• WORK TO BE COMPLETED: Reproduce all of the data exactly.

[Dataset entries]
* * *
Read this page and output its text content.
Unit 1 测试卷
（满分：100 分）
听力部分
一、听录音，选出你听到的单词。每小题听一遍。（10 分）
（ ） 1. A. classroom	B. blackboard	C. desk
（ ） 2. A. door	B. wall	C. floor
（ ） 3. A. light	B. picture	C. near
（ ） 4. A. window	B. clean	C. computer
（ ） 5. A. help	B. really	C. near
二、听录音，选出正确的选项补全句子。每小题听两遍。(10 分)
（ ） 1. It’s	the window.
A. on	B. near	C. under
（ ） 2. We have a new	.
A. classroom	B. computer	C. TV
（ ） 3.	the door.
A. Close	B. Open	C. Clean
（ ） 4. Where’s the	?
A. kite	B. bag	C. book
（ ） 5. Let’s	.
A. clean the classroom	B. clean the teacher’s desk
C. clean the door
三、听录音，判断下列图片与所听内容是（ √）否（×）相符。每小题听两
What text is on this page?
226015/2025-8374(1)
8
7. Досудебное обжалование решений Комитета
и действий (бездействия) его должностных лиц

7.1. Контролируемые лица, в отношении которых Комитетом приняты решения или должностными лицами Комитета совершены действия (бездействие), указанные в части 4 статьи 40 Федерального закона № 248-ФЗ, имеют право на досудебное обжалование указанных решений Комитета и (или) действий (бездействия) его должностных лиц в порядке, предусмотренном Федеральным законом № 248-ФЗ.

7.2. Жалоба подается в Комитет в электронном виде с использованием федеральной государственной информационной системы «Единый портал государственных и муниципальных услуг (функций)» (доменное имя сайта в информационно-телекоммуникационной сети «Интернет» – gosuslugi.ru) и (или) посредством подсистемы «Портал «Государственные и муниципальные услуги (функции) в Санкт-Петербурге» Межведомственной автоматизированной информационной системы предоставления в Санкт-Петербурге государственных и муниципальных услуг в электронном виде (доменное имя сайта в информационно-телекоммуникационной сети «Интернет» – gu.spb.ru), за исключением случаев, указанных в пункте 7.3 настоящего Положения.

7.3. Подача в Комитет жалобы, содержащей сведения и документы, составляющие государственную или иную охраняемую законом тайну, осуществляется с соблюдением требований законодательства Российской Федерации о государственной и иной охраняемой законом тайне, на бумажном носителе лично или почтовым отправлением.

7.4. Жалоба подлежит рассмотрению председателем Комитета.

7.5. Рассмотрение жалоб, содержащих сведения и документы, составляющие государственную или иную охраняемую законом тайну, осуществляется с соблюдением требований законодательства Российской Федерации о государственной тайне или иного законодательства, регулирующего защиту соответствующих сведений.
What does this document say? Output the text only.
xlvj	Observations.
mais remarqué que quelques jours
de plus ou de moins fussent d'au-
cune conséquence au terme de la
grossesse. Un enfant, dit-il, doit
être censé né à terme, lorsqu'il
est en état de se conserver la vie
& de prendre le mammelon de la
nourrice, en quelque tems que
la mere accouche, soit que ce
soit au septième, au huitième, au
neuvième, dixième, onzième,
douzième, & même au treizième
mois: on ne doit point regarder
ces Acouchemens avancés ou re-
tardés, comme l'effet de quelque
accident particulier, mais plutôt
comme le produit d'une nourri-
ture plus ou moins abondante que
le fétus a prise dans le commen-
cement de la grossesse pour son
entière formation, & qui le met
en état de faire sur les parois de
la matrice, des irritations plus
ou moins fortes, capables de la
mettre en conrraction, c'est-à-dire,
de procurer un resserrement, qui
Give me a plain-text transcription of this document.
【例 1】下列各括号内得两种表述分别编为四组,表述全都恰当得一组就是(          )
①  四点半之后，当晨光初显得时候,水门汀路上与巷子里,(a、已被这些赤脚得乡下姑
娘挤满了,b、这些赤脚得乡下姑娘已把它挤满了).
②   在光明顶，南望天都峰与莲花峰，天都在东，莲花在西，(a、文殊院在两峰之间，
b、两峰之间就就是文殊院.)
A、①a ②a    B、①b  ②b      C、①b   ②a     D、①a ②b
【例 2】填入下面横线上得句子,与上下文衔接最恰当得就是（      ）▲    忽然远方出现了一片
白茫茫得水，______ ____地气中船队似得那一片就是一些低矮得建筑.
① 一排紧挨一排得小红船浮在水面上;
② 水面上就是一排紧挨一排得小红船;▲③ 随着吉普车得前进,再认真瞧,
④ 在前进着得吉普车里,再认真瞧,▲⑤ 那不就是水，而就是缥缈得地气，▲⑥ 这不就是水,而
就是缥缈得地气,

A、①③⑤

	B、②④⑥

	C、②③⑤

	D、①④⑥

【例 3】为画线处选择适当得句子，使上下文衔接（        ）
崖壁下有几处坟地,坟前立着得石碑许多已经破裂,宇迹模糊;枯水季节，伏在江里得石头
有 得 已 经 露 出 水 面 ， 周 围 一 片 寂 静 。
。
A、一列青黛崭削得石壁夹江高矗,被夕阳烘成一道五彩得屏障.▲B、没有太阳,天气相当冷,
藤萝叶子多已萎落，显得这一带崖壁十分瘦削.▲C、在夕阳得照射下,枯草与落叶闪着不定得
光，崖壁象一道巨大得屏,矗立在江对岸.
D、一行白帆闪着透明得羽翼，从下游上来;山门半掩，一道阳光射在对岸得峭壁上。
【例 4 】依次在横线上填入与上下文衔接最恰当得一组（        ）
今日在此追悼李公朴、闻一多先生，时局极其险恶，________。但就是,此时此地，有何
* * *
• PROBLEM SOLUTION:
Read this page and output its text content.
Unit 1 测试卷
（满分：100 分）
听力部分
一、听录音，选出你听到的单词。每小题听一遍。（10 分）
（ ） 1. A. classroom	B. blackboard	C. desk
（ ） 2. A. door	B. wall	C. floor
（ ） 3. A. light	B. picture	C. near
（ ） 4. A. window	B. clean	C. computer
（ ） 5. A. help	B. really	C. near
二、听录音，选出正确的选项补全句子。每小题听两遍。(10 分)
（ ） 1. It’s	the window.
A. on	B. near	C. under
（ ） 2. We have a new	.
A. classroom	B. computer	C. TV
（ ） 3.	the door.
A. Close	B. Open	C. Clean
（ ） 4. Where’s the	?
A. kite	B. bag	C. book
（ ） 5. Let’s	.
A. clean the classroom	B. clean the teacher’s desk
C. clean the door
三、听录音，判断下列图片与所听内容是（ √）否（×）相符。每小题听两
What text is on this page?
226015/2025-8374(1)
8
7. Досудебное обжалование решений Комитета
и действий (бездействия) его должностных лиц

7.1. Контролируемые лица, в отношении которых Комитетом приняты решения или должностными лицами Комитета совершены действия (бездействие), указанные в части 4 статьи 40 Федерального закона № 248-ФЗ, имеют право на досудебное обжалование указанных решений Комитета и (или) действий (бездействия) его должностных лиц в порядке, предусмотренном Федеральным законом № 248-ФЗ.

7.2. Жалоба подается в Комитет в электронном виде с использованием федеральной государственной информационной системы «Единый портал государственных и муниципальных услуг (функций)» (доменное имя сайта в информационно-телекоммуникационной сети «Интернет» – gosuslugi.ru) и (или) посредством подсистемы «Портал «Государственные и муниципальные услуги (функции) в Санкт-Петербурге» Межведомственной автоматизированной информационной системы предоставления в Санкт-Петербурге государственных и муниципальных услуг в электронном виде (доменное имя сайта в информационно-телекоммуникационной сети «Интернет» – gu.spb.ru), за исключением случаев, указанных в пункте 7.3 настоящего Положения.

7.3. Подача в Комитет жалобы, содержащей сведения и документы, составляющие государственную или иную охраняемую законом тайну, осуществляется с соблюдением требований законодательства Российской Федерации о государственной и иной охраняемой законом тайне, на бумажном носителе лично или почтовым отправлением.

7.4. Жалоба подлежит рассмотрению председателем Комитета.

7.5. Рассмотрение жалоб, содержащих сведения и документы, составляющие государственную или иную охраняемую законом тайну, осуществляется с соблюдением требований законодательства Российской Федерации о государственной тайне или иного законодательства, регулирующего защиту соответствующих сведений.
What does this document say? Output the text only.
xlvj	Observations.
mais remarqué que quelques jours
de plus ou de moins fussent d'au-
cune conséquence au terme de la
grossesse. Un enfant, dit-il, doit
être censé né à terme, lorsqu'il
est en état de se conserver la vie
& de prendre le mammelon de la
nourrice, en quelque tems que
la mere accouche, soit que ce
soit au septième, au huitième, au
neuvième, dixième, onzième,
douzième, & même au treizième
mois: on ne doit point regarder
ces Acouchemens avancés ou re-
tardés, comme l'effet de quelque
accident particulier, mais plutôt
comme le produit d'une nourri-
ture plus ou moins abondante que
le fétus a prise dans le commen-
cement de la grossesse pour son
entière formation, & qui le met
en état de faire sur les parois de
la matrice, des irritations plus
ou moins fortes, capables de la
mettre en conrraction, c'est-à-dire,
de procurer un resserrement, qui
Give me a plain-text transcription of this document.
【例 1】下列各括号内得两种表述分别编为四组,表述全都恰当得一组就是(          )
①  四点半之后，当晨光初显得时候,水门汀路上与巷子里,(a、已被这些赤脚得乡下姑
娘挤满了,b、这些赤脚得乡下姑娘已把它挤满了).
②   在光明顶，南望天都峰与莲花峰，天都在东，莲花在西，(a、文殊院在两峰之间，
b、两峰之间就就是文殊院.)
A、①a ②a    B、①b  ②b      C、①b   ②a     D、①a ②b
【例 2】填入下面横线上得句子,与上下文衔接最恰当得就是（      ）▲    忽然远方出现了一片
白茫茫得水，______ ____地气中船队似得那一片就是一些低矮得建筑.
① 一排紧挨一排得小红船浮在水面上;
② 水面上就是一排紧挨一排得小红船;▲③ 随着吉普车得前进,再认真瞧,
④ 在前进着得吉普车里,再认真瞧,▲⑤ 那不就是水，而就是缥缈得地气，▲⑥ 这不就是水,而
就是缥缈得地气,

A、①③⑤

	B、②④⑥

	C、②③⑤

	D、①④⑥

【例 3】为画线处选择适当得句子，使上下文衔接（        ）
崖壁下有几处坟地,坟前立着得石碑许多已经破裂,宇迹模糊;枯水季节，伏在江里得石头
有 得 已 经 露 出 水 面 ， 周 围 一 片 寂 静 。
。
A、一列青黛崭削得石壁夹江高矗,被夕阳烘成一道五彩得屏障.▲B、没有太阳,天气相当冷,
藤萝叶子多已萎落，显得这一带崖壁十分瘦削.▲C、在夕阳得照射下,枯草与落叶闪着不定得
光，崖壁象一道巨大得屏,矗立在江对岸.
D、一行白帆闪着透明得羽翼，从下游上来;山门半掩，一道阳光射在对岸得峭壁上。
【例 4 】依次在横线上填入与上下文衔接最恰当得一组（        ）
今日在此追悼李公朴、闻一多先生，时局极其险恶，________。但就是,此时此地，有何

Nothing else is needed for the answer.